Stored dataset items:
------------------------------------------------------------
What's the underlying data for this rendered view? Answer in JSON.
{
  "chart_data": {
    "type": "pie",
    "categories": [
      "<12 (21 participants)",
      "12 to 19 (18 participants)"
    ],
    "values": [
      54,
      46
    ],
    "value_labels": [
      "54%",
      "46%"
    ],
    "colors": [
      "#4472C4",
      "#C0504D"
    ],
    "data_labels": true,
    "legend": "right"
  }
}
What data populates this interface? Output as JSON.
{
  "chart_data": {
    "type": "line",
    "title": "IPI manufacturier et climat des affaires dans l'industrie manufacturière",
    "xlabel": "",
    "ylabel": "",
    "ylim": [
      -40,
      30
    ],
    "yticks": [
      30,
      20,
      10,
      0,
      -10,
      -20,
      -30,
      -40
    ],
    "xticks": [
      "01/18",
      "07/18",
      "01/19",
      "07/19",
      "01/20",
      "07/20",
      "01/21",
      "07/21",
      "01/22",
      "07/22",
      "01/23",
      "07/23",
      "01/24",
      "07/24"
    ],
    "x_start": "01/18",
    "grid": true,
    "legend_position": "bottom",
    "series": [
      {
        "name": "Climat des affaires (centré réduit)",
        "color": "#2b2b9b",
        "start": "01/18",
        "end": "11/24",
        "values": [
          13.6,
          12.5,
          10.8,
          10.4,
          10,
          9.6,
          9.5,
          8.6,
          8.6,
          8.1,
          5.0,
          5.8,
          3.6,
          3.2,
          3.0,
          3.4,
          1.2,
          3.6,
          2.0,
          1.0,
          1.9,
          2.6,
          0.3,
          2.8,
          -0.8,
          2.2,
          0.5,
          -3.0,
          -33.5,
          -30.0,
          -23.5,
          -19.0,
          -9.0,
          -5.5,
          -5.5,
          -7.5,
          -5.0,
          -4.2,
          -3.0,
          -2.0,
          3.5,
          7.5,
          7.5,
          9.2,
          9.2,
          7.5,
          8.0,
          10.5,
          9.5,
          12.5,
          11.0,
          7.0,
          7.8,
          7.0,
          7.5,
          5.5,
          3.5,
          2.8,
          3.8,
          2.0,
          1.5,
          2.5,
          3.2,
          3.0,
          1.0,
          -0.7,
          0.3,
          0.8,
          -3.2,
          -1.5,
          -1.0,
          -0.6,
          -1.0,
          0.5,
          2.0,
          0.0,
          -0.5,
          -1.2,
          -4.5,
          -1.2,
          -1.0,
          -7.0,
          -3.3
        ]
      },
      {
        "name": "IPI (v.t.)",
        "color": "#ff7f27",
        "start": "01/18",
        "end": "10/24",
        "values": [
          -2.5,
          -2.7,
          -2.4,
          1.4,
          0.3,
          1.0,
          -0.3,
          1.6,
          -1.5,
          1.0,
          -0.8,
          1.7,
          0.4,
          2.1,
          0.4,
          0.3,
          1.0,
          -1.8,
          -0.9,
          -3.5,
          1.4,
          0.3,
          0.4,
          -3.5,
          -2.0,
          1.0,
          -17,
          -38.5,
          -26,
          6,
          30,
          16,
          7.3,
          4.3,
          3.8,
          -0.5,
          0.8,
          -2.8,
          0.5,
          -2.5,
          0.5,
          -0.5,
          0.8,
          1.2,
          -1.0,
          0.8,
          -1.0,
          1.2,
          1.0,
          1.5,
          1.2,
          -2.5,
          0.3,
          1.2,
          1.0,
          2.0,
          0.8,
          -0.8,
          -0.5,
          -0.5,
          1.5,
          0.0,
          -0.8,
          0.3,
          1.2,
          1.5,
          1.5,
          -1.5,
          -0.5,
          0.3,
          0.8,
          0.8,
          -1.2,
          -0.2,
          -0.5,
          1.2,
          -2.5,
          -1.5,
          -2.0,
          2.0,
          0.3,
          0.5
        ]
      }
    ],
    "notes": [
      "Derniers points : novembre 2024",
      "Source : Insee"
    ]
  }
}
------------------------------------------------------------
> _Stated problem_
Reproduce the material above, every line of it, exactly.

> _Expected answer_
What's the underlying data for this rendered view? Answer in JSON.
{
  "chart_data": {
    "type": "pie",
    "categories": [
      "<12 (21 participants)",
      "12 to 19 (18 participants)"
    ],
    "values": [
      54,
      46
    ],
    "value_labels": [
      "54%",
      "46%"
    ],
    "colors": [
      "#4472C4",
      "#C0504D"
    ],
    "data_labels": true,
    "legend": "right"
  }
}
What data populates this interface? Output as JSON.
{
  "chart_data": {
    "type": "line",
    "title": "IPI manufacturier et climat des affaires dans l'industrie manufacturière",
    "xlabel": "",
    "ylabel": "",
    "ylim": [
      -40,
      30
    ],
    "yticks": [
      30,
      20,
      10,
      0,
      -10,
      -20,
      -30,
      -40
    ],
    "xticks": [
      "01/18",
      "07/18",
      "01/19",
      "07/19",
      "01/20",
      "07/20",
      "01/21",
      "07/21",
      "01/22",
      "07/22",
      "01/23",
      "07/23",
      "01/24",
      "07/24"
    ],
    "x_start": "01/18",
    "grid": true,
    "legend_position": "bottom",
    "series": [
      {
        "name": "Climat des affaires (centré réduit)",
        "color": "#2b2b9b",
        "start": "01/18",
        "end": "11/24",
        "values": [
          13.6,
          12.5,
          10.8,
          10.4,
          10,
          9.6,
          9.5,
          8.6,
          8.6,
          8.1,
          5.0,
          5.8,
          3.6,
          3.2,
          3.0,
          3.4,
          1.2,
          3.6,
          2.0,
          1.0,
          1.9,
          2.6,
          0.3,
          2.8,
          -0.8,
          2.2,
          0.5,
          -3.0,
          -33.5,
          -30.0,
          -23.5,
          -19.0,
          -9.0,
          -5.5,
          -5.5,
          -7.5,
          -5.0,
          -4.2,
          -3.0,
          -2.0,
          3.5,
          7.5,
          7.5,
          9.2,
          9.2,
          7.5,
          8.0,
          10.5,
          9.5,
          12.5,
          11.0,
          7.0,
          7.8,
          7.0,
          7.5,
          5.5,
          3.5,
          2.8,
          3.8,
          2.0,
          1.5,
          2.5,
          3.2,
          3.0,
          1.0,
          -0.7,
          0.3,
          0.8,
          -3.2,
          -1.5,
          -1.0,
          -0.6,
          -1.0,
          0.5,
          2.0,
          0.0,
          -0.5,
          -1.2,
          -4.5,
          -1.2,
          -1.0,
          -7.0,
          -3.3
        ]
      },
      {
        "name": "IPI (v.t.)",
        "color": "#ff7f27",
        "start": "01/18",
        "end": "10/24",
        "values": [
          -2.5,
          -2.7,
          -2.4,
          1.4,
          0.3,
          1.0,
          -0.3,
          1.6,
          -1.5,
          1.0,
          -0.8,
          1.7,
          0.4,
          2.1,
          0.4,
          0.3,
          1.0,
          -1.8,
          -0.9,
          -3.5,
          1.4,
          0.3,
          0.4,
          -3.5,
          -2.0,
          1.0,
          -17,
          -38.5,
          -26,
          6,
          30,
          16,
          7.3,
          4.3,
          3.8,
          -0.5,
          0.8,
          -2.8,
          0.5,
          -2.5,
          0.5,
          -0.5,
          0.8,
          1.2,
          -1.0,
          0.8,
          -1.0,
          1.2,
          1.0,
          1.5,
          1.2,
          -2.5,
          0.3,
          1.2,
          1.0,
          2.0,
          0.8,
          -0.8,
          -0.5,
          -0.5,
          1.5,
          0.0,
          -0.8,
          0.3,
          1.2,
          1.5,
          1.5,
          -1.5,
          -0.5,
          0.3,
          0.8,
          0.8,
          -1.2,
          -0.2,
          -0.5,
          1.2,
          -2.5,
          -1.5,
          -2.0,
          2.0,
          0.3,
          0.5
        ]
      }
    ],
    "notes": [
      "Derniers points : novembre 2024",
      "Source : Insee"
    ]
  }
}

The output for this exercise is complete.